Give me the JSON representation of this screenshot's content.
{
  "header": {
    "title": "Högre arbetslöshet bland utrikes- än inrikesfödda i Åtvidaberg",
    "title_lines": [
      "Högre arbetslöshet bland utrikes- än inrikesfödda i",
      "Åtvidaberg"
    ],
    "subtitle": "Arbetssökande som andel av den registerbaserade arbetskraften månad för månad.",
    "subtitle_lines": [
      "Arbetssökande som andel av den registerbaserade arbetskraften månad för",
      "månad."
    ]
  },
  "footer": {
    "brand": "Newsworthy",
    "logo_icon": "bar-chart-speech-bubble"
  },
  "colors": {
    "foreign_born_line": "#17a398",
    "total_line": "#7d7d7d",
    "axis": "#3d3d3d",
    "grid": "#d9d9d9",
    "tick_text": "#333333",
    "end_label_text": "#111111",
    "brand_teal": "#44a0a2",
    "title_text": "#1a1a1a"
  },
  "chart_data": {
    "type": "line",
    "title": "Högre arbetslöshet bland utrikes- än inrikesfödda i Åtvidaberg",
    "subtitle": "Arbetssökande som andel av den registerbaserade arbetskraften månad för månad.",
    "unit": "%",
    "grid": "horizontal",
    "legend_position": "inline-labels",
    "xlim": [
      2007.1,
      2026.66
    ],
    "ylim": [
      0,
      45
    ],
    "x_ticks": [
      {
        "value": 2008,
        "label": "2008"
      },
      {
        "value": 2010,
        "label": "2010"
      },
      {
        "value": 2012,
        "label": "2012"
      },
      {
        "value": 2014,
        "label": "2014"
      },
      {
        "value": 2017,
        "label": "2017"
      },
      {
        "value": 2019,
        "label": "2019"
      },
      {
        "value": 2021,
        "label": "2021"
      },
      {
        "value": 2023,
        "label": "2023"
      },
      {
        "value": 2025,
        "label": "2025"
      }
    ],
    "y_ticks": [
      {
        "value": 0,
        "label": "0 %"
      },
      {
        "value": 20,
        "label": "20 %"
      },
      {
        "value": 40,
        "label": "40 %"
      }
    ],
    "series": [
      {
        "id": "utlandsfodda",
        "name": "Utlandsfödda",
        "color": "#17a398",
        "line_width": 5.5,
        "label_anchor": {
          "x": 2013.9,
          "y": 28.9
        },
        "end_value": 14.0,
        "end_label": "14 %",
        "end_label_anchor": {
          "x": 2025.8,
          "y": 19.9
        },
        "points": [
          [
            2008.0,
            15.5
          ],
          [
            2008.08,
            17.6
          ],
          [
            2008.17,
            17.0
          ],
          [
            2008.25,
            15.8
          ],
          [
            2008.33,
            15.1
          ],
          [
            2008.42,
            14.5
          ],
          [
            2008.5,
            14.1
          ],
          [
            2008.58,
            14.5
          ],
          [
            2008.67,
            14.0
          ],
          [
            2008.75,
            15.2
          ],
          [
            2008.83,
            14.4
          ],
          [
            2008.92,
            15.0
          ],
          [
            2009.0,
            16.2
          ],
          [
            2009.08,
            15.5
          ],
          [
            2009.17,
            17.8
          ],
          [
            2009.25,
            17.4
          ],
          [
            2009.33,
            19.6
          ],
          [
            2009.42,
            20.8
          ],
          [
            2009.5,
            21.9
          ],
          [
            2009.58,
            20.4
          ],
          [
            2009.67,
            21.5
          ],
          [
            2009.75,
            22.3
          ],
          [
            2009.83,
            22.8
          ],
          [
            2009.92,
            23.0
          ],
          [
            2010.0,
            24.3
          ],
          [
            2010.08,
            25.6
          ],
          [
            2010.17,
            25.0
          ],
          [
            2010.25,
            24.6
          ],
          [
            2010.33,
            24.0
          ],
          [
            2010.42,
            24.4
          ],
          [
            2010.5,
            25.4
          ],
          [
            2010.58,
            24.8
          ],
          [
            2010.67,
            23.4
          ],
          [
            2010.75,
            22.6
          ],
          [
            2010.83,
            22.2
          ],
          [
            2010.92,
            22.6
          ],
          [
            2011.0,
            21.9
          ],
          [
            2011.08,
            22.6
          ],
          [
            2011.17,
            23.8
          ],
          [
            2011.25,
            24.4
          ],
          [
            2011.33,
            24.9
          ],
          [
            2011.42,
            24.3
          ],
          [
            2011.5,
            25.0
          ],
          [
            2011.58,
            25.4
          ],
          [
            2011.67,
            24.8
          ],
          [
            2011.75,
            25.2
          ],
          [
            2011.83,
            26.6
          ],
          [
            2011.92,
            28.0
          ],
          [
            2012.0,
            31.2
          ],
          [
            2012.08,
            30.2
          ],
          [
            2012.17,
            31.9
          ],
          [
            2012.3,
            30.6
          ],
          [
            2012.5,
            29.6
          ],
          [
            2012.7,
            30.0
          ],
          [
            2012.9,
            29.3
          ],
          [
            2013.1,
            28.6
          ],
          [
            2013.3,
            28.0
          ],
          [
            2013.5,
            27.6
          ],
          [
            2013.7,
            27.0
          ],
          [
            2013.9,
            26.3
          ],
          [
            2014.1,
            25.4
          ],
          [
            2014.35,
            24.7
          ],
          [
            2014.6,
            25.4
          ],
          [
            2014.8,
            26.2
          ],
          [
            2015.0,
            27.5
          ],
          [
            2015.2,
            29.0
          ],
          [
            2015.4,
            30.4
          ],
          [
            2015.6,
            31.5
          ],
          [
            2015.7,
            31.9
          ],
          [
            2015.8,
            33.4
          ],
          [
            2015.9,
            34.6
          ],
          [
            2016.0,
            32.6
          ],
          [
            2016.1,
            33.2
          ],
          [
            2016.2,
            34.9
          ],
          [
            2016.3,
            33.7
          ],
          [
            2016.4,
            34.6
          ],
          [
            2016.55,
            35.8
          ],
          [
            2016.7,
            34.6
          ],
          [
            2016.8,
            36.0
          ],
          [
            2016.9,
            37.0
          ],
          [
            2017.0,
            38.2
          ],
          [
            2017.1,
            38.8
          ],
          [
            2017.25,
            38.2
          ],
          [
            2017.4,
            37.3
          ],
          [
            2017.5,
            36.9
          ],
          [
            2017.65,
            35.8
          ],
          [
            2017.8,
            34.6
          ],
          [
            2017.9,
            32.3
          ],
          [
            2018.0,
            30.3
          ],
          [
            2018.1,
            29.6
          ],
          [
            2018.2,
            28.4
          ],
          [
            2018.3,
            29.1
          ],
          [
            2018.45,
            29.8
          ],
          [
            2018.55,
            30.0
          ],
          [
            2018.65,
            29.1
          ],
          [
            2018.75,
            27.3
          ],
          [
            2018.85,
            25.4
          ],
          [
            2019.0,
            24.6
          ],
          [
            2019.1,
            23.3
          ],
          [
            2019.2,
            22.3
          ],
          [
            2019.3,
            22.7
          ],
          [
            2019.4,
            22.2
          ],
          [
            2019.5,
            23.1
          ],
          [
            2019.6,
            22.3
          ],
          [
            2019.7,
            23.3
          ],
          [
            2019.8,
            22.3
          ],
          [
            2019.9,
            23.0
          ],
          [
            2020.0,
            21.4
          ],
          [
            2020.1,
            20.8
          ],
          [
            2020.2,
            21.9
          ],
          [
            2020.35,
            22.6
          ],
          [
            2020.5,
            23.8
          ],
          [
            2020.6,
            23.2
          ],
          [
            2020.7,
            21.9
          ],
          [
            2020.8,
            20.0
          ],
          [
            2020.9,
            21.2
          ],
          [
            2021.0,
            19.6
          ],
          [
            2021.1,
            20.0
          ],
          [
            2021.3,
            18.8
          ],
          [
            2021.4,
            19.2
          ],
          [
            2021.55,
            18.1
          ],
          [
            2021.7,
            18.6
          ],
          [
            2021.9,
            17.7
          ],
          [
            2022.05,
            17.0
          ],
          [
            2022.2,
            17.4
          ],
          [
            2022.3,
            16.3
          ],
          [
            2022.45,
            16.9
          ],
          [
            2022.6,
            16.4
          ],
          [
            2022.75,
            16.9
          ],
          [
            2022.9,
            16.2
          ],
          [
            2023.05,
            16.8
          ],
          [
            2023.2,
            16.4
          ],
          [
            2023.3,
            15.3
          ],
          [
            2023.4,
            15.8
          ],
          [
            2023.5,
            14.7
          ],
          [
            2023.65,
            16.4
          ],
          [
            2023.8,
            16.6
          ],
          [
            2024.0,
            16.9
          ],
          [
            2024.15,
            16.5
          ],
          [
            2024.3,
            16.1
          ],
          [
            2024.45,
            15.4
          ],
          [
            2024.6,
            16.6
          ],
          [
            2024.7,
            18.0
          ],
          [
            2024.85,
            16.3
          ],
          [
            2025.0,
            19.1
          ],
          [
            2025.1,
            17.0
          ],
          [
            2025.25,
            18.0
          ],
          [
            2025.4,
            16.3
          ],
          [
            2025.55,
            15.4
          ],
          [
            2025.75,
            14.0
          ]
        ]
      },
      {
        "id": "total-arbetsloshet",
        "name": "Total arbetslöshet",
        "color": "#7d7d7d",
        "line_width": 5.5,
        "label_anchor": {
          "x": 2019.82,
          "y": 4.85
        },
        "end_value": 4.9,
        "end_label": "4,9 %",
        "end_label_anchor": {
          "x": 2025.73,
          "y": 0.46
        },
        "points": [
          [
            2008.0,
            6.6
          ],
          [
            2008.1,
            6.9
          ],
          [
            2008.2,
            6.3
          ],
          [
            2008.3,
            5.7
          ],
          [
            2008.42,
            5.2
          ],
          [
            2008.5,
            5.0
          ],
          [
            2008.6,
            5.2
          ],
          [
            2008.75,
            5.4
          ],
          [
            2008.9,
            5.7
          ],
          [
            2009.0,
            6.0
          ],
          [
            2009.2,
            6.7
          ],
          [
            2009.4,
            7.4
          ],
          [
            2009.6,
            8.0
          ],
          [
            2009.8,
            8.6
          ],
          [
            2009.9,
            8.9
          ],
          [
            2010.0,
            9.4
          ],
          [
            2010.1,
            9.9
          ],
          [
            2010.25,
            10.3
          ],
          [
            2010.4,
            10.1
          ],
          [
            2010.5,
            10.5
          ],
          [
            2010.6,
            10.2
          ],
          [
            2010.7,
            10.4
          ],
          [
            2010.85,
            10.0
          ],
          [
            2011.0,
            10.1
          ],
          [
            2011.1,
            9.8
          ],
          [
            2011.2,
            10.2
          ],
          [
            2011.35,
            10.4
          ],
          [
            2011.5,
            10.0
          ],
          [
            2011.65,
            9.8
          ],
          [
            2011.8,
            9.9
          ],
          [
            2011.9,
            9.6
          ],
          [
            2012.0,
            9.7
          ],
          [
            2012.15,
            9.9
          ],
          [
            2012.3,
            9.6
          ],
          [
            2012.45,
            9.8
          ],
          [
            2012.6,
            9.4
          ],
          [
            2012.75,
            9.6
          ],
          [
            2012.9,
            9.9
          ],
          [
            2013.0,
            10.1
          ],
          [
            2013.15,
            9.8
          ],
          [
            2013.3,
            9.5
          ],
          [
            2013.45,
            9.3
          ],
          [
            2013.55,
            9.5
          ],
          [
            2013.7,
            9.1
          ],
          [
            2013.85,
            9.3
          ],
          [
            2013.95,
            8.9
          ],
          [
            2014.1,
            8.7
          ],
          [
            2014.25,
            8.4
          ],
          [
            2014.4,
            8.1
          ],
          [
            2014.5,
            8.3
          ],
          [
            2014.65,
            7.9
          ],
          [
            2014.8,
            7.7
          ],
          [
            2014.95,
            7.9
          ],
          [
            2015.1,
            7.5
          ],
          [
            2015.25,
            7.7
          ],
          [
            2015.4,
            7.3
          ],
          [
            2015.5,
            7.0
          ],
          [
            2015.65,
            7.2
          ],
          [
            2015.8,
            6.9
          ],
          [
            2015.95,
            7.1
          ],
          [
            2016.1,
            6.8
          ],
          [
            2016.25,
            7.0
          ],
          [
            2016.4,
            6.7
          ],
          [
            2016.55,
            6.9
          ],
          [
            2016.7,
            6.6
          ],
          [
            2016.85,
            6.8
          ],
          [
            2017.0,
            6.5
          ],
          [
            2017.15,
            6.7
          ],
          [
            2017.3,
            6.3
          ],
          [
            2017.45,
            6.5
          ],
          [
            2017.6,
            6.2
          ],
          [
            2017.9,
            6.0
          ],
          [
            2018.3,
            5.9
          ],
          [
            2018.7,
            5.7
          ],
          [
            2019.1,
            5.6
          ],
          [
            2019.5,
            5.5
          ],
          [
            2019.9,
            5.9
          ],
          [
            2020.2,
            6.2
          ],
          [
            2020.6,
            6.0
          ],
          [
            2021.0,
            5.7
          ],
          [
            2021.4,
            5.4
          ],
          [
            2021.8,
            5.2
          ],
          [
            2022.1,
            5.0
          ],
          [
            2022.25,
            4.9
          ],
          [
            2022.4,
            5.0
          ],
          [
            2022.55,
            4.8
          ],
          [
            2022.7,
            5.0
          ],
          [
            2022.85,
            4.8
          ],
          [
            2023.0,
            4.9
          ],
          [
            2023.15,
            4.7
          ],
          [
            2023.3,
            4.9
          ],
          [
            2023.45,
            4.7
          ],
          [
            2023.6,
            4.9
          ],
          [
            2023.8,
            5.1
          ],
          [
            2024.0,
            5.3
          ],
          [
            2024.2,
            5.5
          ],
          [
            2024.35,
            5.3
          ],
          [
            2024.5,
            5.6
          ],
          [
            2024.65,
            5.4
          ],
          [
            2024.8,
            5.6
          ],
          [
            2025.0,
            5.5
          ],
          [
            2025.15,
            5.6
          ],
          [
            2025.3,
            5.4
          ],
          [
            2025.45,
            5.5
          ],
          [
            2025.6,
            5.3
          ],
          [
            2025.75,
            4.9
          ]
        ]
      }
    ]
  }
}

### [WORK REQUIRED]
Work out how many lines in the records above contain the word "arbetslöshet", and give only that number.

### [EXERCISE RESULT]
4